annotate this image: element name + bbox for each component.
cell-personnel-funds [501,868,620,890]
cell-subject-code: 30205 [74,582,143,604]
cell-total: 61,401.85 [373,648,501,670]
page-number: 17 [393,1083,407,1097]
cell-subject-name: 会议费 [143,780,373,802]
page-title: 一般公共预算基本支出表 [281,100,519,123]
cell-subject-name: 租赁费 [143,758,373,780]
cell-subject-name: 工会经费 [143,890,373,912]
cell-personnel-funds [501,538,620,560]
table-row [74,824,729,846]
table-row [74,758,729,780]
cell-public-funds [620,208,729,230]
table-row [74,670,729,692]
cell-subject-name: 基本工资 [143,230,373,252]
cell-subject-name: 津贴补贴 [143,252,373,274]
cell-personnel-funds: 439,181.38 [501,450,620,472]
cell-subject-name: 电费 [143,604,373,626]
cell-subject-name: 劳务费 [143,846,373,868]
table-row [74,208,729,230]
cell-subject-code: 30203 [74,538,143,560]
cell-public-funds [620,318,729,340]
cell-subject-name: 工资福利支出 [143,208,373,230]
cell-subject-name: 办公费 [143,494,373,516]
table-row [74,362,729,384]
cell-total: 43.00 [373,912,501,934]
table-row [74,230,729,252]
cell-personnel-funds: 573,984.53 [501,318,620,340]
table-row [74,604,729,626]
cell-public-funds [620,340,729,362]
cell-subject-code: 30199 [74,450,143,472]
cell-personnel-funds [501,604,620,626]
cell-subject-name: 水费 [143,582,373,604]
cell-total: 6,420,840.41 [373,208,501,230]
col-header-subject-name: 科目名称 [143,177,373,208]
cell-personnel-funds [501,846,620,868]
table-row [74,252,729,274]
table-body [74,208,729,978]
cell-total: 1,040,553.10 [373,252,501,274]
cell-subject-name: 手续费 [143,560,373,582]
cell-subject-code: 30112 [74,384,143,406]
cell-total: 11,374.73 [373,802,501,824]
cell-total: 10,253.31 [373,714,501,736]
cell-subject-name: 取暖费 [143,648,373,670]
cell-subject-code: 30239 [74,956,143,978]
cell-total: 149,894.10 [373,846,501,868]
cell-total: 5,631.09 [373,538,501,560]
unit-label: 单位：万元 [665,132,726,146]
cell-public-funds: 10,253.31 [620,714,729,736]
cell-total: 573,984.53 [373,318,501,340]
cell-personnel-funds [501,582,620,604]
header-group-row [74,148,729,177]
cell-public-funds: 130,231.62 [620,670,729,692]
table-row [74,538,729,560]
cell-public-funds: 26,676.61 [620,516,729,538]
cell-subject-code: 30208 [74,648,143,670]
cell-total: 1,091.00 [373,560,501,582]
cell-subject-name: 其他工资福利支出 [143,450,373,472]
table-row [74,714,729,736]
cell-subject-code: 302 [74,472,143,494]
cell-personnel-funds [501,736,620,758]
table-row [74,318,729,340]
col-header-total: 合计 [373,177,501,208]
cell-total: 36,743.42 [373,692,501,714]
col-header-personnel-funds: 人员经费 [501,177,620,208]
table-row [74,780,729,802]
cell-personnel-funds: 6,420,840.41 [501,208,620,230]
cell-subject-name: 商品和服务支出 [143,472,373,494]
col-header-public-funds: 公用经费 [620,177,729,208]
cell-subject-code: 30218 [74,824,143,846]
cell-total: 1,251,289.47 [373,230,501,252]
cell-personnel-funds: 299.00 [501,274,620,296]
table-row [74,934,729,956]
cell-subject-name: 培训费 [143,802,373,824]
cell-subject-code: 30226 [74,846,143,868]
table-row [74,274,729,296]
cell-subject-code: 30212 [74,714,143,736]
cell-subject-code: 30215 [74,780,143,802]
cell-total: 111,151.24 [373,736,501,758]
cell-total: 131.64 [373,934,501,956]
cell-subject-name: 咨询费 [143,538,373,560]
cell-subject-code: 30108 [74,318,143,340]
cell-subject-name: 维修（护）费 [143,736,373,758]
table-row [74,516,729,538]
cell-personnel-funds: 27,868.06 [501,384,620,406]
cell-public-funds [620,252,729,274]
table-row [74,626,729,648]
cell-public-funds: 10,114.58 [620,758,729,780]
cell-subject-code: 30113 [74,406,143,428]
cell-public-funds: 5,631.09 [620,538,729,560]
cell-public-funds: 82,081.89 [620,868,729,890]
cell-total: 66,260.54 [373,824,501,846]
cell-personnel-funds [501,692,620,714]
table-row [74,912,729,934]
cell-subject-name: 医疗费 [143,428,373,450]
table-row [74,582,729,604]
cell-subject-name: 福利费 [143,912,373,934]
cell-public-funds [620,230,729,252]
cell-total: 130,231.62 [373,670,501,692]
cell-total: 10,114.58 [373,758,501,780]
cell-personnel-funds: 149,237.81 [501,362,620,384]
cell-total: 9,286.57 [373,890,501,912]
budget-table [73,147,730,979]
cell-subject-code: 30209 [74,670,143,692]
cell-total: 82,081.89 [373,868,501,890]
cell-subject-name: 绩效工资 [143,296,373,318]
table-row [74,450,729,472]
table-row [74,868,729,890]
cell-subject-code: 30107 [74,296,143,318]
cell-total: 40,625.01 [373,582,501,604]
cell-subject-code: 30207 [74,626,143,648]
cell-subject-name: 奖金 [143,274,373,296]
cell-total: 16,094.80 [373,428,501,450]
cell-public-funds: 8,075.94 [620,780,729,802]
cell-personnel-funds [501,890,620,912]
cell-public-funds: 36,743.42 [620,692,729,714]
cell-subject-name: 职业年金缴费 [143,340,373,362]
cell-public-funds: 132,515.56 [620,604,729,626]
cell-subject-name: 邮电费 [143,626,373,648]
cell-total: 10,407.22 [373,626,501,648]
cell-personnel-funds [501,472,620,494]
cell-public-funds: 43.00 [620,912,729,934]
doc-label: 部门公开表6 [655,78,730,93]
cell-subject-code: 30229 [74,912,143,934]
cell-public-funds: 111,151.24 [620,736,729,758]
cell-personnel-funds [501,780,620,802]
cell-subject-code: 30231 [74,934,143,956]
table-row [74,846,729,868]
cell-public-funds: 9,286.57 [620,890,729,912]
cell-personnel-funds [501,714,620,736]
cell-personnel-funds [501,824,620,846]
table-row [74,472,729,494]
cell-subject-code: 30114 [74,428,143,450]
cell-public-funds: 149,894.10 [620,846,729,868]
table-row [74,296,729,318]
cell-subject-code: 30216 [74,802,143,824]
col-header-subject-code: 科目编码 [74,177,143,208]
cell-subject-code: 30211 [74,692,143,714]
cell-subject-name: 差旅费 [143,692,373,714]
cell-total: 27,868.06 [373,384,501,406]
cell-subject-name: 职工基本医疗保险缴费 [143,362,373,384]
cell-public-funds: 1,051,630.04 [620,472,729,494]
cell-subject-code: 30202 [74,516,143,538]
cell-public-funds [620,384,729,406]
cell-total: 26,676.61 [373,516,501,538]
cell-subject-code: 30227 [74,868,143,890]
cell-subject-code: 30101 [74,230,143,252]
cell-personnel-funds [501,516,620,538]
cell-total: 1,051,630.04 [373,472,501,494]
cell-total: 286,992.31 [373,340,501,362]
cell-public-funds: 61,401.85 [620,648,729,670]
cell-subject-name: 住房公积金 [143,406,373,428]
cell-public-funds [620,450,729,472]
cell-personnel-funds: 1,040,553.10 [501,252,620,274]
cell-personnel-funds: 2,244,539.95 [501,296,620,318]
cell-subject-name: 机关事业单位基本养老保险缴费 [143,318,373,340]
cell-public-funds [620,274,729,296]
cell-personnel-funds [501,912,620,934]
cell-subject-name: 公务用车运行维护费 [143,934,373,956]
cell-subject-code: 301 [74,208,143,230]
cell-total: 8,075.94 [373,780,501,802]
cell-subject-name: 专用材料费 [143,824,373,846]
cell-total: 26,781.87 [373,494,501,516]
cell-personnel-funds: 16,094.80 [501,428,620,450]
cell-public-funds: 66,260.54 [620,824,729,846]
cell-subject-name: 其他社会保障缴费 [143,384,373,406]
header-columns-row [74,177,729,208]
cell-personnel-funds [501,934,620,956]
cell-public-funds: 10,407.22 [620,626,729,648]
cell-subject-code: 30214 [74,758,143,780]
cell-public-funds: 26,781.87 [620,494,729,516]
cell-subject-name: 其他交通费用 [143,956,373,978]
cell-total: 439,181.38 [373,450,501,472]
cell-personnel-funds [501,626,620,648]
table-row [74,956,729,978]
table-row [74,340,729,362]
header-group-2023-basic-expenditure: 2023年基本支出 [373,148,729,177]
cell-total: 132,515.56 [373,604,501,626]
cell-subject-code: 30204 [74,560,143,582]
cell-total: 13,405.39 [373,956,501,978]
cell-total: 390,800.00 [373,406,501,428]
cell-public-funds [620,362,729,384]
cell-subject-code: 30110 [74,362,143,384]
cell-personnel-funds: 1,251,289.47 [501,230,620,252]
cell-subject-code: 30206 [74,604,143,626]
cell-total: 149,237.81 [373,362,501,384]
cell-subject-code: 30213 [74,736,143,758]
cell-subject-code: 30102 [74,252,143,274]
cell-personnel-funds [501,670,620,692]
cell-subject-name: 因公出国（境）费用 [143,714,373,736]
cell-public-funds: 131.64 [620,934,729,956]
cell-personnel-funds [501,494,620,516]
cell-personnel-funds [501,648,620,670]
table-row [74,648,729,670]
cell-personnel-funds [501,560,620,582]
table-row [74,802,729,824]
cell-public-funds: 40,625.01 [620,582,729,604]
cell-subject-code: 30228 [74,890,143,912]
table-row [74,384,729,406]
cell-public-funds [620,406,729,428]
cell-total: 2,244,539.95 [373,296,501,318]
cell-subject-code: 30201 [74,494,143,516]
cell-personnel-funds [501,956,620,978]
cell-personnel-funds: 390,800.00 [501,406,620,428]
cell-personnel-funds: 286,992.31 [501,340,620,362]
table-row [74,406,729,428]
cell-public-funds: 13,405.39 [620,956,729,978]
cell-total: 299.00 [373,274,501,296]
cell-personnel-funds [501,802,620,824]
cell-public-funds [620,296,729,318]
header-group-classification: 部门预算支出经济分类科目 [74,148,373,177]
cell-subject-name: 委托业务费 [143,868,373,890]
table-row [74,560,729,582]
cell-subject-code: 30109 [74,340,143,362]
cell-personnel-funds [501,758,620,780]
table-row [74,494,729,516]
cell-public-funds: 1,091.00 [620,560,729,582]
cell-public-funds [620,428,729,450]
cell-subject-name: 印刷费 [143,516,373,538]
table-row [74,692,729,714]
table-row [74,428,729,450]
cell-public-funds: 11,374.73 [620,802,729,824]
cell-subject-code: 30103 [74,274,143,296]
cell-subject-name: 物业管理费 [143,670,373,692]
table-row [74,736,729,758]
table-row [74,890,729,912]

++++++++++++++++++++

_TASK TO COMPLETE_
Arrange the rows as a numbered list, from the first row through the row that contains "cell-subject-name: 津贴补贴 [143,252,373,274]", including both, and leave out any blank lines.

_EXERCISE RESULT_
1. annotate this image: element name + bbox for each component.
2. cell-personnel-funds [501,868,620,890]
3. cell-subject-code: 30205 [74,582,143,604]
4. cell-total: 61,401.85 [373,648,501,670]
5. page-number: 17 [393,1083,407,1097]
6. cell-subject-name: 会议费 [143,780,373,802]
7. page-title: 一般公共预算基本支出表 [281,100,519,123]
8. cell-subject-name: 租赁费 [143,758,373,780]
9. cell-subject-name: 工会经费 [143,890,373,912]
10. cell-personnel-funds [501,538,620,560]
11. table-row [74,824,729,846]
12. table-row [74,758,729,780]
13. cell-public-funds [620,208,729,230]
14. table-row [74,670,729,692]
15. cell-subject-name: 基本工资 [143,230,373,252]
16. cell-subject-name: 津贴补贴 [143,252,373,274]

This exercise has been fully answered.